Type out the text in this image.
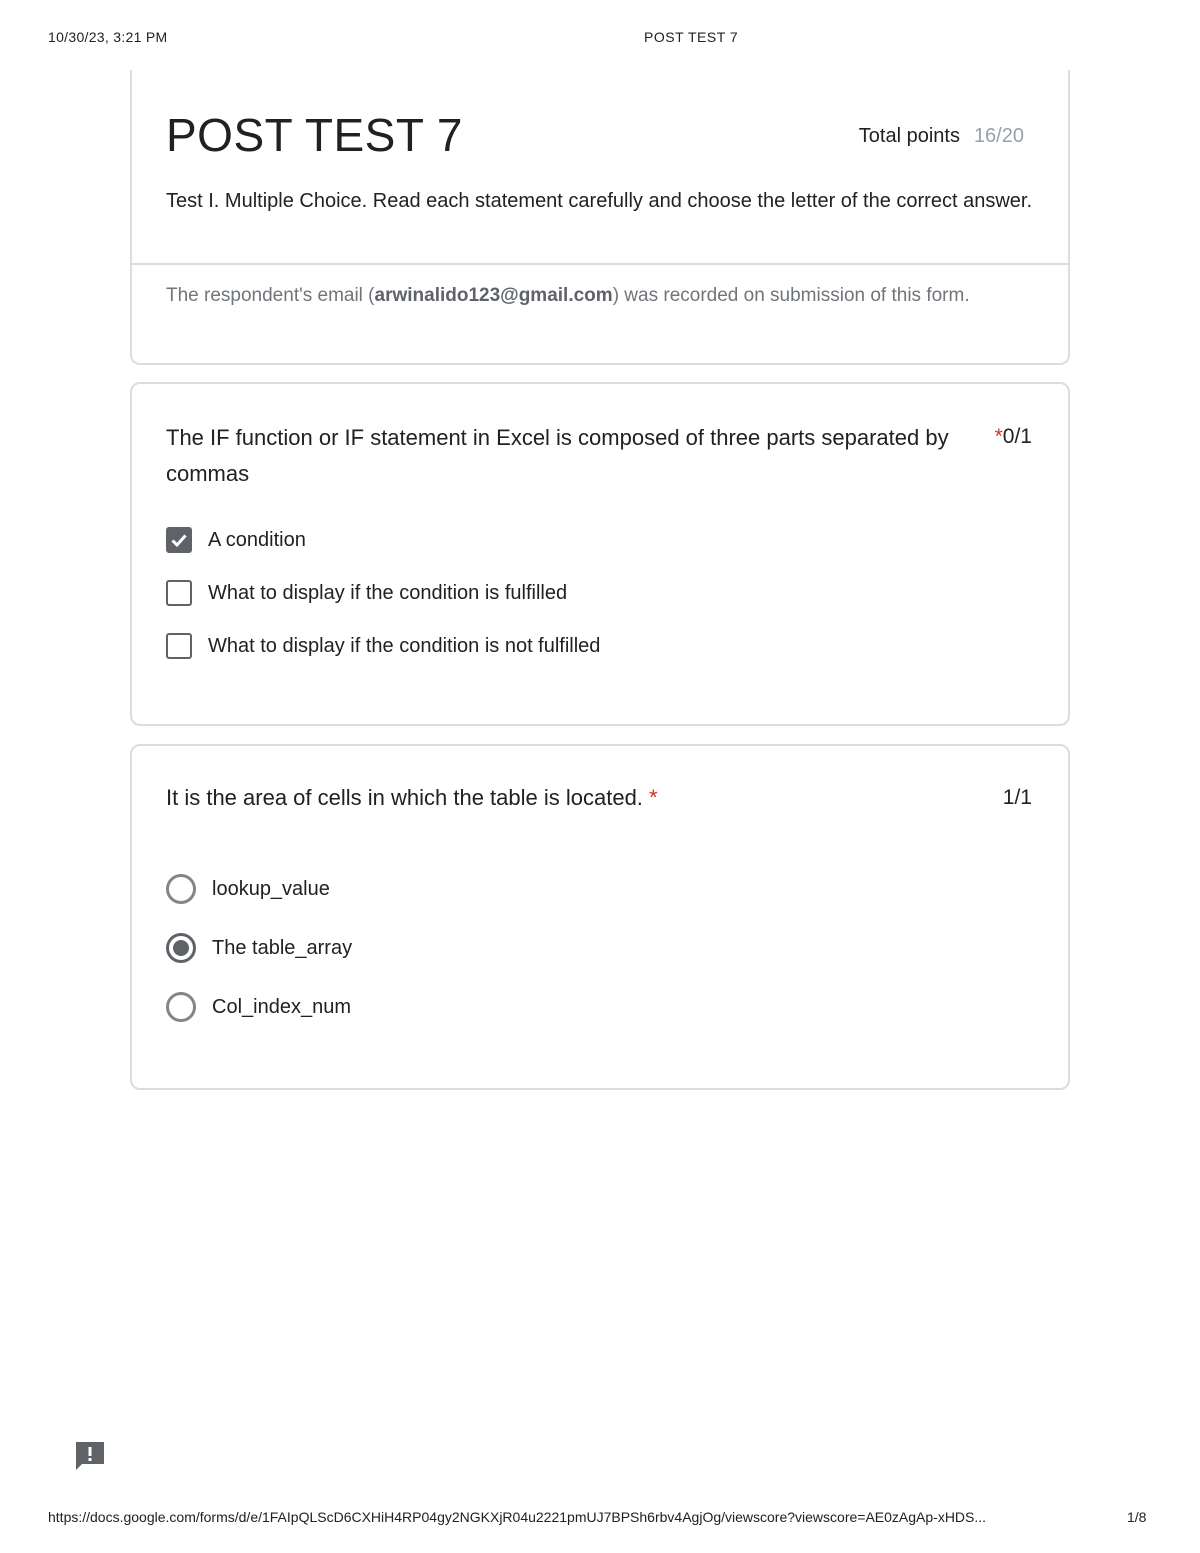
10/30/23, 3:21 PM	POST TEST 7
POST TEST 7	Total points 16/20
Test I. Multiple Choice. Read each statement carefully and choose the letter of the correct answer.
The respondent's email (arwinalido123@gmail.com) was recorded on submission of this form.
The IF function or IF statement in Excel is composed of three parts separated by commas
*0/1
A condition
What to display if the condition is fulfilled
What to display if the condition is not fulfilled
It is the area of cells in which the table is located. *	1/1
lookup_value
The table_array
Col_index_num
https://docs.google.com/forms/d/e/1FAIpQLScD6CXHiH4RP04gy2NGKXjR04u2221pmUJ7BPSh6rbv4AgjOg/viewscore?viewscore=AE0zAgAp-xHDS...	1/8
:::
Work instruction → Reproduce the preceding material exactly, skipping pictures.

Your solution →
Type out the text in this image.
10/30/23, 3:21 PM	POST TEST 7
POST TEST 7	Total points 16/20
Test I. Multiple Choice. Read each statement carefully and choose the letter of the correct answer.
The respondent's email (arwinalido123@gmail.com) was recorded on submission of this form.
The IF function or IF statement in Excel is composed of three parts separated by commas
*0/1
A condition
What to display if the condition is fulfilled
What to display if the condition is not fulfilled
It is the area of cells in which the table is located. *	1/1
lookup_value
The table_array
Col_index_num
https://docs.google.com/forms/d/e/1FAIpQLScD6CXHiH4RP04gy2NGKXjR04u2221pmUJ7BPSh6rbv4AgjOg/viewscore?viewscore=AE0zAgAp-xHDS...	1/8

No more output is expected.